Give the number of lines in the data that hold the word "note", and nothing else.

---------- Given data ----------

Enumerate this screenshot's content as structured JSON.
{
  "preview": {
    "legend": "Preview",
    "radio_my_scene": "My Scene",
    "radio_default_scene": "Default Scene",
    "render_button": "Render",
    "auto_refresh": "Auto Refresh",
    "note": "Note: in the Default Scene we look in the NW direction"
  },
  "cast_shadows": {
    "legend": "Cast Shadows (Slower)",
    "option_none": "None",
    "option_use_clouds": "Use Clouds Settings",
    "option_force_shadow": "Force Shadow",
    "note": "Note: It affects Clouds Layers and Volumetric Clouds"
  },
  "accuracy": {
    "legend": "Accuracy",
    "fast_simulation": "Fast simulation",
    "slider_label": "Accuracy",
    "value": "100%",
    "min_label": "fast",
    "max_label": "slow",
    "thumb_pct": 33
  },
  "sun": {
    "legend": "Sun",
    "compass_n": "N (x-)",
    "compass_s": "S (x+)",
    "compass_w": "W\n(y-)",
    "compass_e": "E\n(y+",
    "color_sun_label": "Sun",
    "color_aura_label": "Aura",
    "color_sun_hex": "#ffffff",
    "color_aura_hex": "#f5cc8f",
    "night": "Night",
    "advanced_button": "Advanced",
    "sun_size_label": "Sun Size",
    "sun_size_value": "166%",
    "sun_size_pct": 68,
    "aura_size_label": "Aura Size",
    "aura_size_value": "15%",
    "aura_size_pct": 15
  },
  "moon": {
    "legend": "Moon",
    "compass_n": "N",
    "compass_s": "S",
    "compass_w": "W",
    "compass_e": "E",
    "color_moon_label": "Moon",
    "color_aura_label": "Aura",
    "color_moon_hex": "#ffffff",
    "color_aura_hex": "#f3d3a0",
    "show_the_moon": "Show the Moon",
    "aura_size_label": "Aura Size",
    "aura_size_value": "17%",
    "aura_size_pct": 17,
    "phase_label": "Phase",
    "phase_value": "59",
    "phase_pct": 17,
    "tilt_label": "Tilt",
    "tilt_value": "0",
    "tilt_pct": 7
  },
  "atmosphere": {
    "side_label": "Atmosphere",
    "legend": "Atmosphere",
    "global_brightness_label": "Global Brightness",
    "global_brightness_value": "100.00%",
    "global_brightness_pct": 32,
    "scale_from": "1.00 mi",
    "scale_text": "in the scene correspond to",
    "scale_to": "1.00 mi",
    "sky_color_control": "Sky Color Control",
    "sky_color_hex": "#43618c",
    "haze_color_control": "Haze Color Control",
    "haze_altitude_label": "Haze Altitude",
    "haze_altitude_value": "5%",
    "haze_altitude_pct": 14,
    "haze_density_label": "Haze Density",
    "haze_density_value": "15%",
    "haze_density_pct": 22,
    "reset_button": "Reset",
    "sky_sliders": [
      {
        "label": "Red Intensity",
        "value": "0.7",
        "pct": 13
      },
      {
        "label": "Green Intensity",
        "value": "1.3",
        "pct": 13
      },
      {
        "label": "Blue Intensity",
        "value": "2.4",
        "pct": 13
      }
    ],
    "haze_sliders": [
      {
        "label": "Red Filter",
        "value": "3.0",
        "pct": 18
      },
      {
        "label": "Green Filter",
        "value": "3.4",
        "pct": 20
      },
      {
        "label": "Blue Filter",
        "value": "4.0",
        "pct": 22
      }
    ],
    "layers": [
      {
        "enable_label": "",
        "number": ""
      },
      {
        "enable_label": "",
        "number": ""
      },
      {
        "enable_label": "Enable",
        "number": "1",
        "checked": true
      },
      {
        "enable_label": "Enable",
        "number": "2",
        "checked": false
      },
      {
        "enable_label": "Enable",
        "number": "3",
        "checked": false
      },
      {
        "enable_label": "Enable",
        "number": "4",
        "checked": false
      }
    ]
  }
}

----------
---------- Given data ----------

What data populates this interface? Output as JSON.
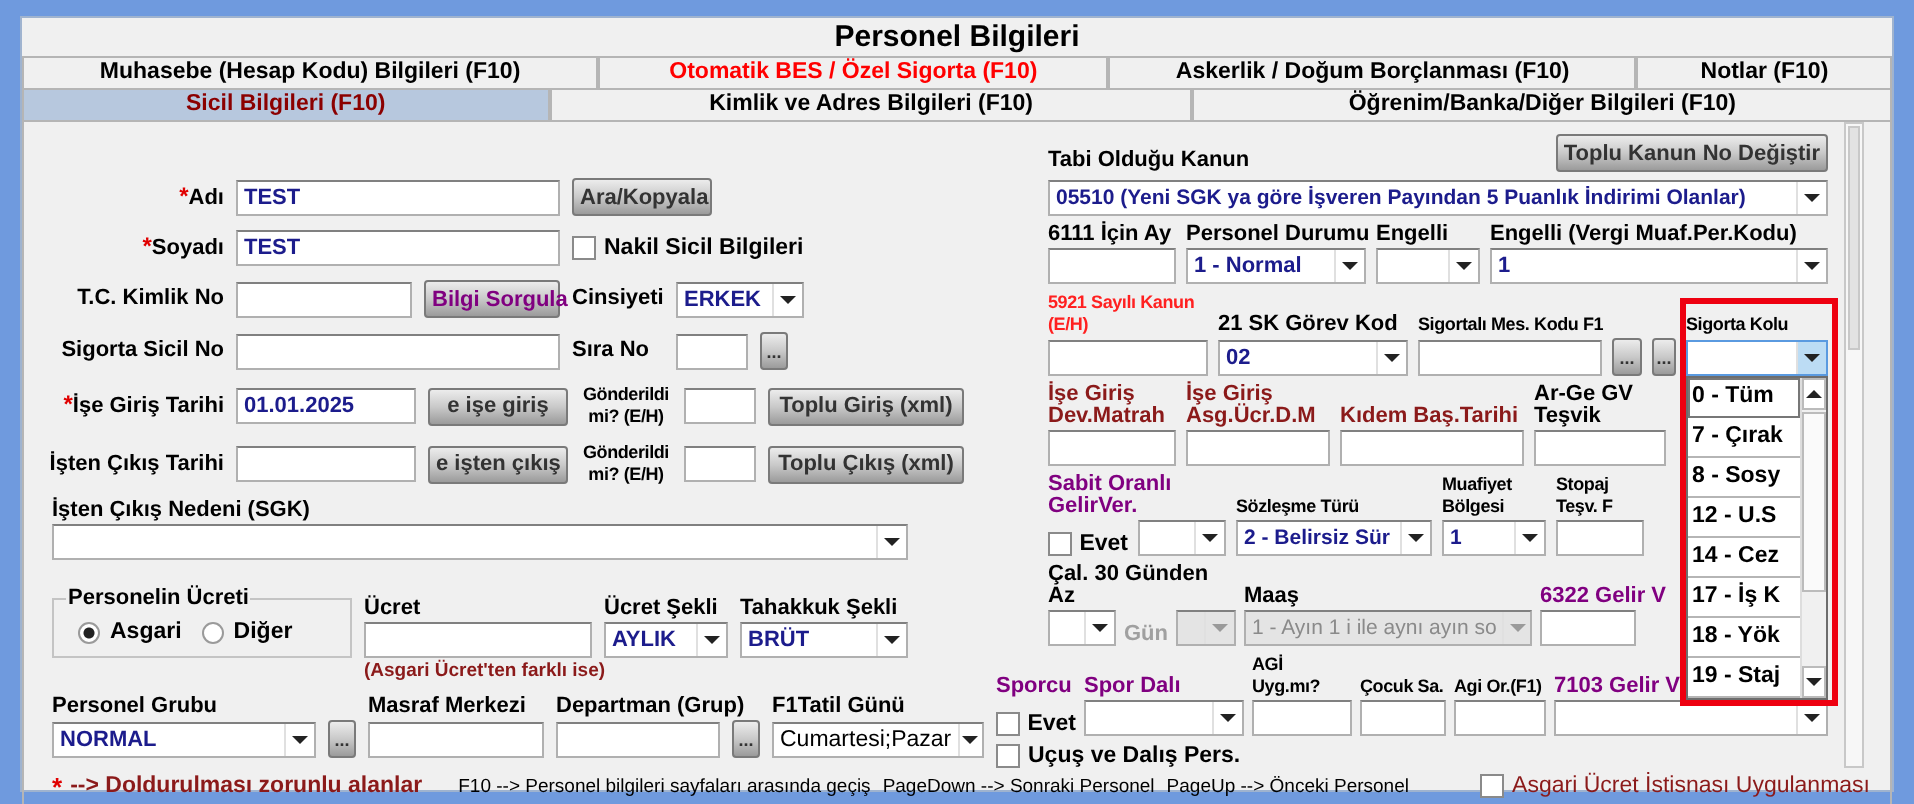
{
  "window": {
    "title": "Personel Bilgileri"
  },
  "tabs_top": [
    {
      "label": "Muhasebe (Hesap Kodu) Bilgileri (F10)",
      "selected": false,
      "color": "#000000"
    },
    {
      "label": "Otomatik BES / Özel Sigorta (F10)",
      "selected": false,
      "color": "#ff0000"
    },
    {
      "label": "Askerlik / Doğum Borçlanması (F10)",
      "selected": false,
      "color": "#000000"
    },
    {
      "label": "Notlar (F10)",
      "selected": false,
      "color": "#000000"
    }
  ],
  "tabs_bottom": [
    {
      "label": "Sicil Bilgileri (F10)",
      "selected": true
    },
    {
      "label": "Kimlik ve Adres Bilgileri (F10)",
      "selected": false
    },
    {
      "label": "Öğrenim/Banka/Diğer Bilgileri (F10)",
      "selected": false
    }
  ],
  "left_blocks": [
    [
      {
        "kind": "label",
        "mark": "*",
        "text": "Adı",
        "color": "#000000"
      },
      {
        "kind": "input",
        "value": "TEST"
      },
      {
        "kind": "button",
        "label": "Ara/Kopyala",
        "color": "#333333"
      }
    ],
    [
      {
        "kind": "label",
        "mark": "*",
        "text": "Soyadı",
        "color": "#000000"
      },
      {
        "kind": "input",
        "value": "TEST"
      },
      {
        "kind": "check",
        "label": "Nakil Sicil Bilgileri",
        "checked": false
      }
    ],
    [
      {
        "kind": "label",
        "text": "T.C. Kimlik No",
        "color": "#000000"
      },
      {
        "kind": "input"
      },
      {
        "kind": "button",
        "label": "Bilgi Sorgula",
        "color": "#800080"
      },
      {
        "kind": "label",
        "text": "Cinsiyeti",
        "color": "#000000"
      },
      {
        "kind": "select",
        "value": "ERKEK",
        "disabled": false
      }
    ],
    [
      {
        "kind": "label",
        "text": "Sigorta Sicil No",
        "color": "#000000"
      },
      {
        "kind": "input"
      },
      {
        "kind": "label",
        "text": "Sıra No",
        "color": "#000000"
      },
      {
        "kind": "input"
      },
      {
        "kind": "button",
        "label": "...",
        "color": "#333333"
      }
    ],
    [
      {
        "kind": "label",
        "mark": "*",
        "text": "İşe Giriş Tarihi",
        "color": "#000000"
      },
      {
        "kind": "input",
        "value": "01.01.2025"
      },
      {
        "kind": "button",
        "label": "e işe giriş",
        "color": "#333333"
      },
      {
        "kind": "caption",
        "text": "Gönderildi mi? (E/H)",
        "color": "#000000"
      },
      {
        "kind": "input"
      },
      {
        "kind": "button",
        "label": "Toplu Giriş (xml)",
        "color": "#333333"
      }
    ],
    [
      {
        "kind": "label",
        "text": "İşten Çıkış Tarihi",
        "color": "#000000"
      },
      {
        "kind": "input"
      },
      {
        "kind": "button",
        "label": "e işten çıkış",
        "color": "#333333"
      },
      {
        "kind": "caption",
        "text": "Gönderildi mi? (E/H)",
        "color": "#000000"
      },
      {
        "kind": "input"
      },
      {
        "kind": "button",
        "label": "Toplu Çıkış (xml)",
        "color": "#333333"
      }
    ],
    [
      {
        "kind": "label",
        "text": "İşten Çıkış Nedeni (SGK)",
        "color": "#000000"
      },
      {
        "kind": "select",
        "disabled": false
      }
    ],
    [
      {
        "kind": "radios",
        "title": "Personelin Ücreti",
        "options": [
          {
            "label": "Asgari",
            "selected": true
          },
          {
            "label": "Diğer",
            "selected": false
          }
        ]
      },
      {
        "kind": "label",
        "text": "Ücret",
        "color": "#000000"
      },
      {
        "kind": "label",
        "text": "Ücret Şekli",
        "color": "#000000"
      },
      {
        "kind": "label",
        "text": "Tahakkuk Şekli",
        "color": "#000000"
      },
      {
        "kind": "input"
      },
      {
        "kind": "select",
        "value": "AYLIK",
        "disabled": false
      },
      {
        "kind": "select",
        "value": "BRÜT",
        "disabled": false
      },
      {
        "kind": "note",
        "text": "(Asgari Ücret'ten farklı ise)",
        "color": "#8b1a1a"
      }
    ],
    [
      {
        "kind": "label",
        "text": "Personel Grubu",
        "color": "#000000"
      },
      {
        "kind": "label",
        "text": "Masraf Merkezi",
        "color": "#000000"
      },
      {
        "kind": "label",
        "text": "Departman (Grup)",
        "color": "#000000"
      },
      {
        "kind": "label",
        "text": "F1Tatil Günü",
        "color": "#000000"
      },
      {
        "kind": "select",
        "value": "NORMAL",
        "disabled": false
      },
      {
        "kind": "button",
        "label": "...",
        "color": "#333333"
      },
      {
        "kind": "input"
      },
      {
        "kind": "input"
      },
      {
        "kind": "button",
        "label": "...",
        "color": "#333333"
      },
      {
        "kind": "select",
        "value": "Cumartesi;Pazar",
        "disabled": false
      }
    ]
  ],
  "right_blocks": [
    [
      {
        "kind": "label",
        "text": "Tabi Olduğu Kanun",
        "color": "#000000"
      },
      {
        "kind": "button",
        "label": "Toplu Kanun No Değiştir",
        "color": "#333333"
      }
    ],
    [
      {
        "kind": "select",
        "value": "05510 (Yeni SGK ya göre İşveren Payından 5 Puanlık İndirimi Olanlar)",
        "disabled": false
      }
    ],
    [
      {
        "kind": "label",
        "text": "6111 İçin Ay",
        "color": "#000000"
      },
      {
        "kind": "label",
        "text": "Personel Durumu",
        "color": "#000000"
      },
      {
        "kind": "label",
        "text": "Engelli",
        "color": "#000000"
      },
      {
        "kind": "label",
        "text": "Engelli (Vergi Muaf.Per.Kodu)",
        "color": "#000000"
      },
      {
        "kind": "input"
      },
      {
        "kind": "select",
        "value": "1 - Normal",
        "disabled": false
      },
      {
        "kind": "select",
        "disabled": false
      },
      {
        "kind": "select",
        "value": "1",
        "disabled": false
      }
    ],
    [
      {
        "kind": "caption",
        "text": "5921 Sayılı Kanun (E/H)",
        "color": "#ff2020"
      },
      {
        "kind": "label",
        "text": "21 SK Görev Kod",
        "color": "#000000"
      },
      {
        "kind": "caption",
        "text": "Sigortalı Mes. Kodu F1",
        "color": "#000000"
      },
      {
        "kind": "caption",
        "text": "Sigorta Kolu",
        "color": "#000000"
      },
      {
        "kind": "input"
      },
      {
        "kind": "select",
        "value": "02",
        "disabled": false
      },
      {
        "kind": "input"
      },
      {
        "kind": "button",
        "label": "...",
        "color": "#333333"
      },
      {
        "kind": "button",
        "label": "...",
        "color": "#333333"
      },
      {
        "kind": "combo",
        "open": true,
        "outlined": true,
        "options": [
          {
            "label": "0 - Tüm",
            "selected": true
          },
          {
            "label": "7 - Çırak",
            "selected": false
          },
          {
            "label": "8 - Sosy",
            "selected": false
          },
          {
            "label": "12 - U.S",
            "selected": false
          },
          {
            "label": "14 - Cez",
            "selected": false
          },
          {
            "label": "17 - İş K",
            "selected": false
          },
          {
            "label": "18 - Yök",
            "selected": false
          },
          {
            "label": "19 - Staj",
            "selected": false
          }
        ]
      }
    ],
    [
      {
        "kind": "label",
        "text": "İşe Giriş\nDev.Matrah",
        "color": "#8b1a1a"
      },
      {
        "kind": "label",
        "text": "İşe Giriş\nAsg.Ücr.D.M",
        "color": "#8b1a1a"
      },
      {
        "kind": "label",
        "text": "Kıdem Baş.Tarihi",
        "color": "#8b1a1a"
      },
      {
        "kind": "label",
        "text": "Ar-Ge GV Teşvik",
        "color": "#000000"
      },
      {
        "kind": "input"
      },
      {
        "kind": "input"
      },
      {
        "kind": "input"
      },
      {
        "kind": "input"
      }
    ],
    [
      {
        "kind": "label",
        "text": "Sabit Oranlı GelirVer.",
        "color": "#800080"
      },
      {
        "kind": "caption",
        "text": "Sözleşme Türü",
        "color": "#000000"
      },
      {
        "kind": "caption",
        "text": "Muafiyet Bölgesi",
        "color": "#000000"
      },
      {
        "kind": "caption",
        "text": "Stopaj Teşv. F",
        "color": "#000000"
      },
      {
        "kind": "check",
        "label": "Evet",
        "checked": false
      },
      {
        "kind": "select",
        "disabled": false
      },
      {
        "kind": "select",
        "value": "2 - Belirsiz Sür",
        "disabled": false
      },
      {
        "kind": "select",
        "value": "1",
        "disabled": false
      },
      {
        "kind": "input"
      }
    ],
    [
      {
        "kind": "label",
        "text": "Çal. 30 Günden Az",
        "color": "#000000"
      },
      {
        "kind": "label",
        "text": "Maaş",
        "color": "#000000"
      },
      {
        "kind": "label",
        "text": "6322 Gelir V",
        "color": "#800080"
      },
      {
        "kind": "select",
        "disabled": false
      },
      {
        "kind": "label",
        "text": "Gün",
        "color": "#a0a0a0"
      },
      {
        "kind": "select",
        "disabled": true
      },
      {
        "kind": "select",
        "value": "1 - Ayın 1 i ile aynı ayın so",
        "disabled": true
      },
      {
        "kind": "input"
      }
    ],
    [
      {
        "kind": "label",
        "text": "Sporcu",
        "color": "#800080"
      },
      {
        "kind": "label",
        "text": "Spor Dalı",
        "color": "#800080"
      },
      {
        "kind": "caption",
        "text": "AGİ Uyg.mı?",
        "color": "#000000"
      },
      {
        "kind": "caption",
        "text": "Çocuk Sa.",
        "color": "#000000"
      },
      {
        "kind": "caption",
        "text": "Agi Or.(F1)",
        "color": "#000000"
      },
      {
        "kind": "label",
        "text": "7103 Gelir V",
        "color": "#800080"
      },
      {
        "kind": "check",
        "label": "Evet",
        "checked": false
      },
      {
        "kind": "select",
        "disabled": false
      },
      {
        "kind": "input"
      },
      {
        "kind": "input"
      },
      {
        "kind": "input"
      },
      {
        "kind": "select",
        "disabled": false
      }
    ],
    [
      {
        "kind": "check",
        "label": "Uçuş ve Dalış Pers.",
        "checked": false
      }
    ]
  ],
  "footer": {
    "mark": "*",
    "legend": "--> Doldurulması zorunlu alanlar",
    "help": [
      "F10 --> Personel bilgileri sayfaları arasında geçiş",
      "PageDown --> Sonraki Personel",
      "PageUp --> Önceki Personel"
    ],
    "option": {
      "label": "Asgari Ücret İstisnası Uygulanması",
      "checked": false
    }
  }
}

----------

*Worked answer*
3